EXERCISE PROMPT: Look through the records below, and copy out every line that holds the string "true".
## BEGIN PROVIDED DATA
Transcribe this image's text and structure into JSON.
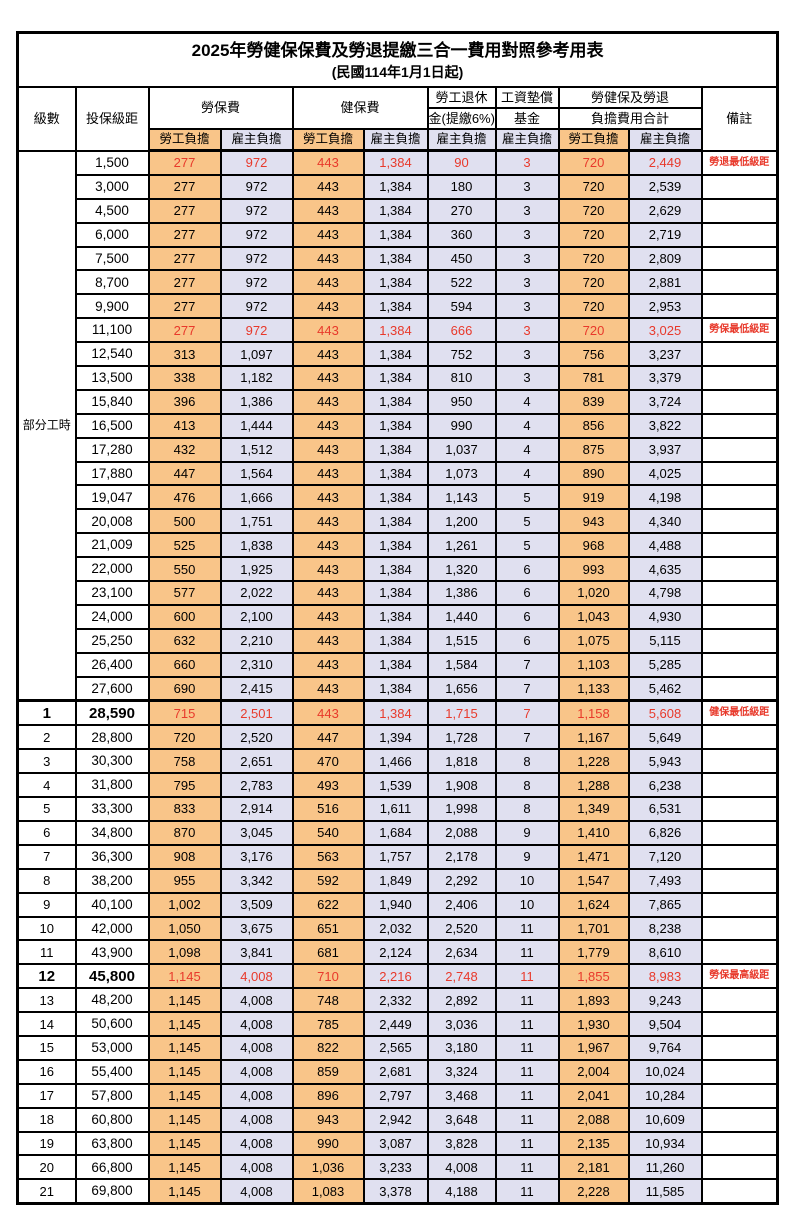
{
  "title": "2025年勞健保保費及勞退提繳三合一費用對照參考用表",
  "subtitle": "(民國114年1月1日起)",
  "colors": {
    "employee_bg": "#F9C589",
    "employer_bg": "#E0E0F0",
    "highlight_red": "#E8392B",
    "border": "#000000"
  },
  "header": {
    "col_level": "級數",
    "col_bracket": "投保級距",
    "grp_labor": "勞保費",
    "grp_health": "健保費",
    "grp_pension_line1": "勞工退休",
    "grp_pension_line2": "金(提繳6%)",
    "grp_fund_line1": "工資墊償",
    "grp_fund_line2": "基金",
    "grp_total_line1": "勞健保及勞退",
    "grp_total_line2": "負擔費用合計",
    "col_remark": "備註",
    "sub_employee": "勞工負擔",
    "sub_employer": "雇主負擔"
  },
  "part_time": {
    "label": "部分工時",
    "span": 23
  },
  "rows": [
    {
      "level": "",
      "bracket": "1,500",
      "v": [
        "277",
        "972",
        "443",
        "1,384",
        "90",
        "3",
        "720",
        "2,449"
      ],
      "remark": "勞退最低級距",
      "red": true
    },
    {
      "level": "",
      "bracket": "3,000",
      "v": [
        "277",
        "972",
        "443",
        "1,384",
        "180",
        "3",
        "720",
        "2,539"
      ],
      "remark": ""
    },
    {
      "level": "",
      "bracket": "4,500",
      "v": [
        "277",
        "972",
        "443",
        "1,384",
        "270",
        "3",
        "720",
        "2,629"
      ],
      "remark": ""
    },
    {
      "level": "",
      "bracket": "6,000",
      "v": [
        "277",
        "972",
        "443",
        "1,384",
        "360",
        "3",
        "720",
        "2,719"
      ],
      "remark": ""
    },
    {
      "level": "",
      "bracket": "7,500",
      "v": [
        "277",
        "972",
        "443",
        "1,384",
        "450",
        "3",
        "720",
        "2,809"
      ],
      "remark": ""
    },
    {
      "level": "",
      "bracket": "8,700",
      "v": [
        "277",
        "972",
        "443",
        "1,384",
        "522",
        "3",
        "720",
        "2,881"
      ],
      "remark": ""
    },
    {
      "level": "",
      "bracket": "9,900",
      "v": [
        "277",
        "972",
        "443",
        "1,384",
        "594",
        "3",
        "720",
        "2,953"
      ],
      "remark": ""
    },
    {
      "level": "",
      "bracket": "11,100",
      "v": [
        "277",
        "972",
        "443",
        "1,384",
        "666",
        "3",
        "720",
        "3,025"
      ],
      "remark": "勞保最低級距",
      "red": true
    },
    {
      "level": "",
      "bracket": "12,540",
      "v": [
        "313",
        "1,097",
        "443",
        "1,384",
        "752",
        "3",
        "756",
        "3,237"
      ],
      "remark": ""
    },
    {
      "level": "",
      "bracket": "13,500",
      "v": [
        "338",
        "1,182",
        "443",
        "1,384",
        "810",
        "3",
        "781",
        "3,379"
      ],
      "remark": ""
    },
    {
      "level": "",
      "bracket": "15,840",
      "v": [
        "396",
        "1,386",
        "443",
        "1,384",
        "950",
        "4",
        "839",
        "3,724"
      ],
      "remark": ""
    },
    {
      "level": "",
      "bracket": "16,500",
      "v": [
        "413",
        "1,444",
        "443",
        "1,384",
        "990",
        "4",
        "856",
        "3,822"
      ],
      "remark": ""
    },
    {
      "level": "",
      "bracket": "17,280",
      "v": [
        "432",
        "1,512",
        "443",
        "1,384",
        "1,037",
        "4",
        "875",
        "3,937"
      ],
      "remark": ""
    },
    {
      "level": "",
      "bracket": "17,880",
      "v": [
        "447",
        "1,564",
        "443",
        "1,384",
        "1,073",
        "4",
        "890",
        "4,025"
      ],
      "remark": ""
    },
    {
      "level": "",
      "bracket": "19,047",
      "v": [
        "476",
        "1,666",
        "443",
        "1,384",
        "1,143",
        "5",
        "919",
        "4,198"
      ],
      "remark": ""
    },
    {
      "level": "",
      "bracket": "20,008",
      "v": [
        "500",
        "1,751",
        "443",
        "1,384",
        "1,200",
        "5",
        "943",
        "4,340"
      ],
      "remark": ""
    },
    {
      "level": "",
      "bracket": "21,009",
      "v": [
        "525",
        "1,838",
        "443",
        "1,384",
        "1,261",
        "5",
        "968",
        "4,488"
      ],
      "remark": ""
    },
    {
      "level": "",
      "bracket": "22,000",
      "v": [
        "550",
        "1,925",
        "443",
        "1,384",
        "1,320",
        "6",
        "993",
        "4,635"
      ],
      "remark": ""
    },
    {
      "level": "",
      "bracket": "23,100",
      "v": [
        "577",
        "2,022",
        "443",
        "1,384",
        "1,386",
        "6",
        "1,020",
        "4,798"
      ],
      "remark": ""
    },
    {
      "level": "",
      "bracket": "24,000",
      "v": [
        "600",
        "2,100",
        "443",
        "1,384",
        "1,440",
        "6",
        "1,043",
        "4,930"
      ],
      "remark": ""
    },
    {
      "level": "",
      "bracket": "25,250",
      "v": [
        "632",
        "2,210",
        "443",
        "1,384",
        "1,515",
        "6",
        "1,075",
        "5,115"
      ],
      "remark": ""
    },
    {
      "level": "",
      "bracket": "26,400",
      "v": [
        "660",
        "2,310",
        "443",
        "1,384",
        "1,584",
        "7",
        "1,103",
        "5,285"
      ],
      "remark": ""
    },
    {
      "level": "",
      "bracket": "27,600",
      "v": [
        "690",
        "2,415",
        "443",
        "1,384",
        "1,656",
        "7",
        "1,133",
        "5,462"
      ],
      "remark": ""
    },
    {
      "level": "1",
      "bracket": "28,590",
      "v": [
        "715",
        "2,501",
        "443",
        "1,384",
        "1,715",
        "7",
        "1,158",
        "5,608"
      ],
      "remark": "健保最低級距",
      "red": true,
      "big": true,
      "sep": true
    },
    {
      "level": "2",
      "bracket": "28,800",
      "v": [
        "720",
        "2,520",
        "447",
        "1,394",
        "1,728",
        "7",
        "1,167",
        "5,649"
      ],
      "remark": ""
    },
    {
      "level": "3",
      "bracket": "30,300",
      "v": [
        "758",
        "2,651",
        "470",
        "1,466",
        "1,818",
        "8",
        "1,228",
        "5,943"
      ],
      "remark": ""
    },
    {
      "level": "4",
      "bracket": "31,800",
      "v": [
        "795",
        "2,783",
        "493",
        "1,539",
        "1,908",
        "8",
        "1,288",
        "6,238"
      ],
      "remark": ""
    },
    {
      "level": "5",
      "bracket": "33,300",
      "v": [
        "833",
        "2,914",
        "516",
        "1,611",
        "1,998",
        "8",
        "1,349",
        "6,531"
      ],
      "remark": ""
    },
    {
      "level": "6",
      "bracket": "34,800",
      "v": [
        "870",
        "3,045",
        "540",
        "1,684",
        "2,088",
        "9",
        "1,410",
        "6,826"
      ],
      "remark": ""
    },
    {
      "level": "7",
      "bracket": "36,300",
      "v": [
        "908",
        "3,176",
        "563",
        "1,757",
        "2,178",
        "9",
        "1,471",
        "7,120"
      ],
      "remark": ""
    },
    {
      "level": "8",
      "bracket": "38,200",
      "v": [
        "955",
        "3,342",
        "592",
        "1,849",
        "2,292",
        "10",
        "1,547",
        "7,493"
      ],
      "remark": ""
    },
    {
      "level": "9",
      "bracket": "40,100",
      "v": [
        "1,002",
        "3,509",
        "622",
        "1,940",
        "2,406",
        "10",
        "1,624",
        "7,865"
      ],
      "remark": ""
    },
    {
      "level": "10",
      "bracket": "42,000",
      "v": [
        "1,050",
        "3,675",
        "651",
        "2,032",
        "2,520",
        "11",
        "1,701",
        "8,238"
      ],
      "remark": ""
    },
    {
      "level": "11",
      "bracket": "43,900",
      "v": [
        "1,098",
        "3,841",
        "681",
        "2,124",
        "2,634",
        "11",
        "1,779",
        "8,610"
      ],
      "remark": ""
    },
    {
      "level": "12",
      "bracket": "45,800",
      "v": [
        "1,145",
        "4,008",
        "710",
        "2,216",
        "2,748",
        "11",
        "1,855",
        "8,983"
      ],
      "remark": "勞保最高級距",
      "red": true,
      "big": true
    },
    {
      "level": "13",
      "bracket": "48,200",
      "v": [
        "1,145",
        "4,008",
        "748",
        "2,332",
        "2,892",
        "11",
        "1,893",
        "9,243"
      ],
      "remark": ""
    },
    {
      "level": "14",
      "bracket": "50,600",
      "v": [
        "1,145",
        "4,008",
        "785",
        "2,449",
        "3,036",
        "11",
        "1,930",
        "9,504"
      ],
      "remark": ""
    },
    {
      "level": "15",
      "bracket": "53,000",
      "v": [
        "1,145",
        "4,008",
        "822",
        "2,565",
        "3,180",
        "11",
        "1,967",
        "9,764"
      ],
      "remark": ""
    },
    {
      "level": "16",
      "bracket": "55,400",
      "v": [
        "1,145",
        "4,008",
        "859",
        "2,681",
        "3,324",
        "11",
        "2,004",
        "10,024"
      ],
      "remark": ""
    },
    {
      "level": "17",
      "bracket": "57,800",
      "v": [
        "1,145",
        "4,008",
        "896",
        "2,797",
        "3,468",
        "11",
        "2,041",
        "10,284"
      ],
      "remark": ""
    },
    {
      "level": "18",
      "bracket": "60,800",
      "v": [
        "1,145",
        "4,008",
        "943",
        "2,942",
        "3,648",
        "11",
        "2,088",
        "10,609"
      ],
      "remark": ""
    },
    {
      "level": "19",
      "bracket": "63,800",
      "v": [
        "1,145",
        "4,008",
        "990",
        "3,087",
        "3,828",
        "11",
        "2,135",
        "10,934"
      ],
      "remark": ""
    },
    {
      "level": "20",
      "bracket": "66,800",
      "v": [
        "1,145",
        "4,008",
        "1,036",
        "3,233",
        "4,008",
        "11",
        "2,181",
        "11,260"
      ],
      "remark": ""
    },
    {
      "level": "21",
      "bracket": "69,800",
      "v": [
        "1,145",
        "4,008",
        "1,083",
        "3,378",
        "4,188",
        "11",
        "2,228",
        "11,585"
      ],
      "remark": ""
    }
  ]
}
## END PROVIDED DATA
EXPECTED ANSWER:
      "red": true
      "red": true
      "red": true,
      "big": true,
      "sep": true
      "red": true,
      "big": true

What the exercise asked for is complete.